_Materials provided_.
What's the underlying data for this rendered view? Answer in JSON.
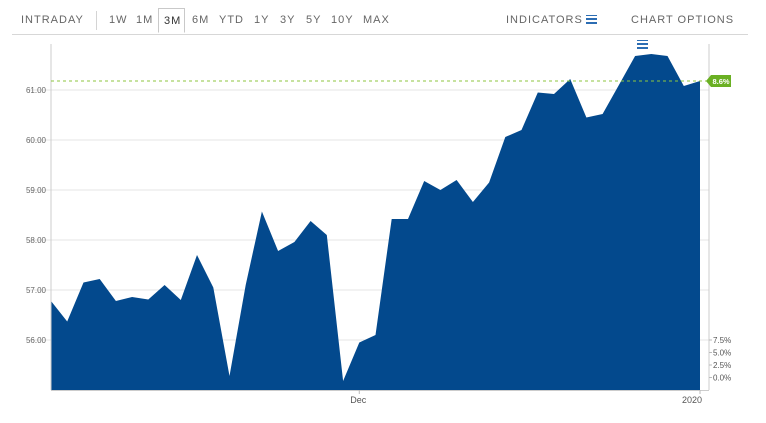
{
  "toolbar": {
    "intraday_label": "INTRADAY",
    "ranges": [
      "1W",
      "1M",
      "3M",
      "6M",
      "YTD",
      "1Y",
      "3Y",
      "5Y",
      "10Y",
      "MAX"
    ],
    "active_range": "3M",
    "indicators_label": "INDICATORS",
    "chart_options_label": "CHART OPTIONS",
    "menu_icon": "hamburger-icon"
  },
  "colors": {
    "area_fill": "#03498d",
    "reference_line": "#8cc63f",
    "badge": "#6ab023",
    "accent": "#2c6db3"
  },
  "chart_data": {
    "type": "area",
    "x": [
      0,
      1,
      2,
      3,
      4,
      5,
      6,
      7,
      8,
      9,
      10,
      11,
      12,
      13,
      14,
      15,
      16,
      17,
      18,
      19,
      20,
      21,
      22,
      23,
      24,
      25,
      26,
      27,
      28,
      29,
      30,
      31,
      32,
      33,
      34,
      35,
      36,
      37,
      38,
      39,
      40
    ],
    "values": [
      56.78,
      56.37,
      57.15,
      57.22,
      56.78,
      56.86,
      56.81,
      57.1,
      56.8,
      57.7,
      57.05,
      55.28,
      57.1,
      58.57,
      57.78,
      57.96,
      58.38,
      58.1,
      55.18,
      55.95,
      56.1,
      58.42,
      58.42,
      59.18,
      59.0,
      59.2,
      58.76,
      59.15,
      60.06,
      60.2,
      60.95,
      60.92,
      61.22,
      60.45,
      60.52,
      61.1,
      61.68,
      61.72,
      61.68,
      61.08,
      61.18
    ],
    "x_ticks": [
      {
        "x": 19,
        "label": "Dec"
      },
      {
        "x": 40,
        "label": "2020"
      }
    ],
    "y_ticks": [
      56.0,
      57.0,
      58.0,
      59.0,
      60.0,
      61.0
    ],
    "y_tick_labels": [
      "56.00",
      "57.00",
      "58.00",
      "59.00",
      "60.00",
      "61.00"
    ],
    "ylim": [
      55.0,
      61.9
    ],
    "right_axis": {
      "ticks": [
        0.0,
        2.5,
        5.0,
        7.5
      ],
      "labels": [
        "0.0%",
        "2.5%",
        "5.0%",
        "7.5%"
      ],
      "baseline": 55.25,
      "step_per_percent": 0.1
    },
    "reference_value": 61.18,
    "badge_label": "8.6%",
    "grid": "horizontal"
  }
}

_Task brief_.
Leave out the pictures and print every line of the data exactly.

_Solution for this task_.
What's the underlying data for this rendered view? Answer in JSON.
{
  "toolbar": {
    "intraday_label": "INTRADAY",
    "ranges": [
      "1W",
      "1M",
      "3M",
      "6M",
      "YTD",
      "1Y",
      "3Y",
      "5Y",
      "10Y",
      "MAX"
    ],
    "active_range": "3M",
    "indicators_label": "INDICATORS",
    "chart_options_label": "CHART OPTIONS",
    "menu_icon": "hamburger-icon"
  },
  "colors": {
    "area_fill": "#03498d",
    "reference_line": "#8cc63f",
    "badge": "#6ab023",
    "accent": "#2c6db3"
  },
  "chart_data": {
    "type": "area",
    "x": [
      0,
      1,
      2,
      3,
      4,
      5,
      6,
      7,
      8,
      9,
      10,
      11,
      12,
      13,
      14,
      15,
      16,
      17,
      18,
      19,
      20,
      21,
      22,
      23,
      24,
      25,
      26,
      27,
      28,
      29,
      30,
      31,
      32,
      33,
      34,
      35,
      36,
      37,
      38,
      39,
      40
    ],
    "values": [
      56.78,
      56.37,
      57.15,
      57.22,
      56.78,
      56.86,
      56.81,
      57.1,
      56.8,
      57.7,
      57.05,
      55.28,
      57.1,
      58.57,
      57.78,
      57.96,
      58.38,
      58.1,
      55.18,
      55.95,
      56.1,
      58.42,
      58.42,
      59.18,
      59.0,
      59.2,
      58.76,
      59.15,
      60.06,
      60.2,
      60.95,
      60.92,
      61.22,
      60.45,
      60.52,
      61.1,
      61.68,
      61.72,
      61.68,
      61.08,
      61.18
    ],
    "x_ticks": [
      {
        "x": 19,
        "label": "Dec"
      },
      {
        "x": 40,
        "label": "2020"
      }
    ],
    "y_ticks": [
      56.0,
      57.0,
      58.0,
      59.0,
      60.0,
      61.0
    ],
    "y_tick_labels": [
      "56.00",
      "57.00",
      "58.00",
      "59.00",
      "60.00",
      "61.00"
    ],
    "ylim": [
      55.0,
      61.9
    ],
    "right_axis": {
      "ticks": [
        0.0,
        2.5,
        5.0,
        7.5
      ],
      "labels": [
        "0.0%",
        "2.5%",
        "5.0%",
        "7.5%"
      ],
      "baseline": 55.25,
      "step_per_percent": 0.1
    },
    "reference_value": 61.18,
    "badge_label": "8.6%",
    "grid": "horizontal"
  }
}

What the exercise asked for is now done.